# WRITTEN TASK
Tally the lines containing "Injection" and report the number alone.

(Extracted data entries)
## start
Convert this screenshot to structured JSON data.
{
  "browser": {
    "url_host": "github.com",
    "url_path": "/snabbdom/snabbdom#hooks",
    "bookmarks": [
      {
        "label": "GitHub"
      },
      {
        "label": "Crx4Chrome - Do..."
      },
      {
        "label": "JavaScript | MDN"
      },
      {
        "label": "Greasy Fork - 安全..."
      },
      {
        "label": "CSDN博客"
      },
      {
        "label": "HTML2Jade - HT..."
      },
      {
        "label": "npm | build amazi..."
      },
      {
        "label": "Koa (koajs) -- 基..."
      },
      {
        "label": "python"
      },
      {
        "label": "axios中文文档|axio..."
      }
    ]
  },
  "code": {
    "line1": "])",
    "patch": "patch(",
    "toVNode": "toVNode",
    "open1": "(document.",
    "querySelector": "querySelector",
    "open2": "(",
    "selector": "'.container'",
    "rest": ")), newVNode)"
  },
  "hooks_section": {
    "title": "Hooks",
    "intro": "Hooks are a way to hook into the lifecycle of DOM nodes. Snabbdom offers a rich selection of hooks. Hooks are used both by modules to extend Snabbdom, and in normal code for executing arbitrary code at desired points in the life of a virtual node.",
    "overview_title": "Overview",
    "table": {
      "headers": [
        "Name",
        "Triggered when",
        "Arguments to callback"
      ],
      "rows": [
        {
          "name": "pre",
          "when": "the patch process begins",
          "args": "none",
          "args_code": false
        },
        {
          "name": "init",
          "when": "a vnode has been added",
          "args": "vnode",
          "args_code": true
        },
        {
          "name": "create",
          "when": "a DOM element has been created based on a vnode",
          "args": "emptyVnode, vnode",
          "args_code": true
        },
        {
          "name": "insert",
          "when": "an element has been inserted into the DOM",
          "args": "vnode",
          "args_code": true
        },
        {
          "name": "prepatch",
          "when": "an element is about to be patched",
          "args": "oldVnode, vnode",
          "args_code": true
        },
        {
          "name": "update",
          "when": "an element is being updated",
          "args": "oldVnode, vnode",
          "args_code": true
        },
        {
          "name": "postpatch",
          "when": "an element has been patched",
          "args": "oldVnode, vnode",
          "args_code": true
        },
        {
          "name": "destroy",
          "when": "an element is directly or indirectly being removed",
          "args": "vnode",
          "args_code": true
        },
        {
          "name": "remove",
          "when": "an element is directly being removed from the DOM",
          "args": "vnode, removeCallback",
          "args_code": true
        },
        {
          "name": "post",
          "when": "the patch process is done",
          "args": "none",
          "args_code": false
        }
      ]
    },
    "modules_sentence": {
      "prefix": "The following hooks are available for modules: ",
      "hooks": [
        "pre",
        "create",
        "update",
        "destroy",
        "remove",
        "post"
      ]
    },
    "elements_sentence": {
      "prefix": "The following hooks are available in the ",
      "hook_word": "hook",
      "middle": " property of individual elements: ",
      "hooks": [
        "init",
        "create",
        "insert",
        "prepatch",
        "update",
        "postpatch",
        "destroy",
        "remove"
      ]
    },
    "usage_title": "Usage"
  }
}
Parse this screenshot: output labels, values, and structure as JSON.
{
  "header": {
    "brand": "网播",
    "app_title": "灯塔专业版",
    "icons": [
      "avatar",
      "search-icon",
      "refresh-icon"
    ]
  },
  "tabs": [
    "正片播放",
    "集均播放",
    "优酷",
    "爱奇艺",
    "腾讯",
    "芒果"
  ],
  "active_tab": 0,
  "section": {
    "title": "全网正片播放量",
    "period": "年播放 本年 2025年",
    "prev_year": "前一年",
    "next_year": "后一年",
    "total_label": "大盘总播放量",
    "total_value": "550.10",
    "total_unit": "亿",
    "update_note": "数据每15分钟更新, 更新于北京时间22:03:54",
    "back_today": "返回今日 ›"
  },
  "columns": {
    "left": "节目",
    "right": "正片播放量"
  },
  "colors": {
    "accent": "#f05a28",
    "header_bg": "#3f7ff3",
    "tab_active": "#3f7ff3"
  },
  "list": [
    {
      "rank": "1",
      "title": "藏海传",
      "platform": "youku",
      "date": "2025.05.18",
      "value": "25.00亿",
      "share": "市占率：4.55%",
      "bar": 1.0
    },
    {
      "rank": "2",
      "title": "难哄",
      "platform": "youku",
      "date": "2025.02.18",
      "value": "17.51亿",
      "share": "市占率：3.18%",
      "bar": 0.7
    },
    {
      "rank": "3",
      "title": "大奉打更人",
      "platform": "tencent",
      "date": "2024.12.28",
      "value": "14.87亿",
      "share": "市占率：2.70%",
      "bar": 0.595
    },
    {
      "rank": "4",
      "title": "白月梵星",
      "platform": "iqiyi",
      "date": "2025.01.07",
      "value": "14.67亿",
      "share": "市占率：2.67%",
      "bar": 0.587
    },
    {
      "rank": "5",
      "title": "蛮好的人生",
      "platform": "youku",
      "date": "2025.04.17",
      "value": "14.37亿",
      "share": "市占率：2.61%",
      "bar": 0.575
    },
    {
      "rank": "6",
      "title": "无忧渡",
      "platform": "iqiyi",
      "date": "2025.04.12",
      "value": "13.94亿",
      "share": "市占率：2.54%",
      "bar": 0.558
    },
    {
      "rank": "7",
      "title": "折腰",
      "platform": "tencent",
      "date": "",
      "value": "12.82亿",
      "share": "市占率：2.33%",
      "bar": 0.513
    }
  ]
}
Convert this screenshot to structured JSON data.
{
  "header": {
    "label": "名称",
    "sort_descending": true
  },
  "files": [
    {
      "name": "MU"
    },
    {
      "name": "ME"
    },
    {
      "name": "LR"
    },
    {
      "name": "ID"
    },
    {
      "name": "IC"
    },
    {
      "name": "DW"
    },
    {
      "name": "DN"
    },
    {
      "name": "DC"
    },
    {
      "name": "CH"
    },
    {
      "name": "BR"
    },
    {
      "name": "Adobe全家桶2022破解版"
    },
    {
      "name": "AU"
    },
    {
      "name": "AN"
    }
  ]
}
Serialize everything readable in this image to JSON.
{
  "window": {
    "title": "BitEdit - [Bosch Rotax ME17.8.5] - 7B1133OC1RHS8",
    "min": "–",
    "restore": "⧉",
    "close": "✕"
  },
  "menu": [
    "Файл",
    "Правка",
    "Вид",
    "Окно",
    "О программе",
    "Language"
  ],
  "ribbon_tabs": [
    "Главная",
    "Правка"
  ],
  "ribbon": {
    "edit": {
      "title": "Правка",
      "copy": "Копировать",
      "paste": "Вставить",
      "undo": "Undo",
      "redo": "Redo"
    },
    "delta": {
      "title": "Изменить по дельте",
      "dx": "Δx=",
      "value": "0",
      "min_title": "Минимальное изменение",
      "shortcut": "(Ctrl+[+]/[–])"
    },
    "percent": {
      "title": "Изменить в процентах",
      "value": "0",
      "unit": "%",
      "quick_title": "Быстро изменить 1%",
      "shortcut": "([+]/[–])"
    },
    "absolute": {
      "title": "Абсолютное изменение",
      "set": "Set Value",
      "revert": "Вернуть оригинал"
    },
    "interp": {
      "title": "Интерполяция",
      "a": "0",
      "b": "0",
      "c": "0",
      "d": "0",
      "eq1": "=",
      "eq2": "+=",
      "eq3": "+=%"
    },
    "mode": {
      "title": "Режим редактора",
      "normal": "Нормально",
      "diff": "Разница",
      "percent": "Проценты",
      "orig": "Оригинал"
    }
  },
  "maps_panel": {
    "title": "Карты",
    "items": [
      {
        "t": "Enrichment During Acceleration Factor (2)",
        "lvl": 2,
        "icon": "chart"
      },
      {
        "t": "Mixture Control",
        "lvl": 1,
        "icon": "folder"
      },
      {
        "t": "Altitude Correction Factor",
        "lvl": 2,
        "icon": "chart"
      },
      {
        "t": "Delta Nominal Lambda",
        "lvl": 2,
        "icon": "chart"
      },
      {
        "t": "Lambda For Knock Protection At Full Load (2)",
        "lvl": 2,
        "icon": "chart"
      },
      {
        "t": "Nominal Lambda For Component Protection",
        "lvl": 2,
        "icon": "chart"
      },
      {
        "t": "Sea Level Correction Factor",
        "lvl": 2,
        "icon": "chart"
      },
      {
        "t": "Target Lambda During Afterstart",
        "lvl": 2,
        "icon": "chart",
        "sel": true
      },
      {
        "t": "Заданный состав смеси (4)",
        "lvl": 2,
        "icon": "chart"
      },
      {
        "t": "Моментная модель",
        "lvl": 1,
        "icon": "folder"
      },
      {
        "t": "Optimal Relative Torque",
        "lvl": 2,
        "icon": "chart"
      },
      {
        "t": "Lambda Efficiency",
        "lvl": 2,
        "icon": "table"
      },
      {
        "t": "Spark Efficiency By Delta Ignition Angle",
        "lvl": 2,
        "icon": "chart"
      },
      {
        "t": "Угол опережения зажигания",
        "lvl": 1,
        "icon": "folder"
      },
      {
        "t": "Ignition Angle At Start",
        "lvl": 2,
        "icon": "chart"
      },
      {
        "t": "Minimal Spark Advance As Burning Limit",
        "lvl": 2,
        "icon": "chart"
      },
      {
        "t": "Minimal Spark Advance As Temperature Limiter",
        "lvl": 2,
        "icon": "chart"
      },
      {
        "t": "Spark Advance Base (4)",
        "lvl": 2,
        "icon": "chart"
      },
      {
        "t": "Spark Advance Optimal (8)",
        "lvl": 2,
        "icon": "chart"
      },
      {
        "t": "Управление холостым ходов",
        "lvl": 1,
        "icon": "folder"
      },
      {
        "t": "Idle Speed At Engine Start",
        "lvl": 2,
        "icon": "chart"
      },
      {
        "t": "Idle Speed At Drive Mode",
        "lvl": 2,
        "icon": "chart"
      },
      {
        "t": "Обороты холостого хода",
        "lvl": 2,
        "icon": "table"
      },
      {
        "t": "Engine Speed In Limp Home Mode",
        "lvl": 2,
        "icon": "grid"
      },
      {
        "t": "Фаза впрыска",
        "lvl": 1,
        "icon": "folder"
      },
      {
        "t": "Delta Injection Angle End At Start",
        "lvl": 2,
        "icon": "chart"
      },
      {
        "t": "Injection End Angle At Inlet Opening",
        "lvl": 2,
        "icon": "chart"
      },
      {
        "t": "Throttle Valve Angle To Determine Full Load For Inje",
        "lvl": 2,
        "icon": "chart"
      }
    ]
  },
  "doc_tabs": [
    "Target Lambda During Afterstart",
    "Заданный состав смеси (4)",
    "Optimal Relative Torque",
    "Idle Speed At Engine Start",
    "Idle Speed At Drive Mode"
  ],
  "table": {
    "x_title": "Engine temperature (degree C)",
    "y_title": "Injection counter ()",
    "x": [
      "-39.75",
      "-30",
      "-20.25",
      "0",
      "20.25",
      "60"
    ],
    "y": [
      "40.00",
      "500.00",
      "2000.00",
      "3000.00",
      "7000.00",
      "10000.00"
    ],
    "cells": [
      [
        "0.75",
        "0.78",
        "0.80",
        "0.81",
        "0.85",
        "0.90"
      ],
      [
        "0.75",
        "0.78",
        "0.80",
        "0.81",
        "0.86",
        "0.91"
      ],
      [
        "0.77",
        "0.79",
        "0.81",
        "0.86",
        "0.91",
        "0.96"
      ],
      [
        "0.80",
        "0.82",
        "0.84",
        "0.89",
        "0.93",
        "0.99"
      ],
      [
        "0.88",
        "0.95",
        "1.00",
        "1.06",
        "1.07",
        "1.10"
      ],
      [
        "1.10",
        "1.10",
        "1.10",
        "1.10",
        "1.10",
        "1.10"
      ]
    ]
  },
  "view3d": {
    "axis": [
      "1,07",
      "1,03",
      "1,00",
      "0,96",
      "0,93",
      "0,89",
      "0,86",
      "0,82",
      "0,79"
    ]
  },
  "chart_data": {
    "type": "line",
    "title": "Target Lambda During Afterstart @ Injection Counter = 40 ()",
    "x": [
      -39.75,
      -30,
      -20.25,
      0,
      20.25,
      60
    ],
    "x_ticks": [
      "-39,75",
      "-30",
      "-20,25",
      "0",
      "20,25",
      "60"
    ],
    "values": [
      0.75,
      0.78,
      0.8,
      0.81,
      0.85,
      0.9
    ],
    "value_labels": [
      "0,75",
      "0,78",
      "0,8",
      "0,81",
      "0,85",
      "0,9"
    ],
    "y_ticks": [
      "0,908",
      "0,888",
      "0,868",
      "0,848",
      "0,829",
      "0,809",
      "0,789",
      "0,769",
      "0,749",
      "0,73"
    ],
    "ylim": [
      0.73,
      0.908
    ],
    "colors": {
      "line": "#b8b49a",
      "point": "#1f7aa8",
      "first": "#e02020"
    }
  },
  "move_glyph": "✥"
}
## end
# ANSWER BELOW
4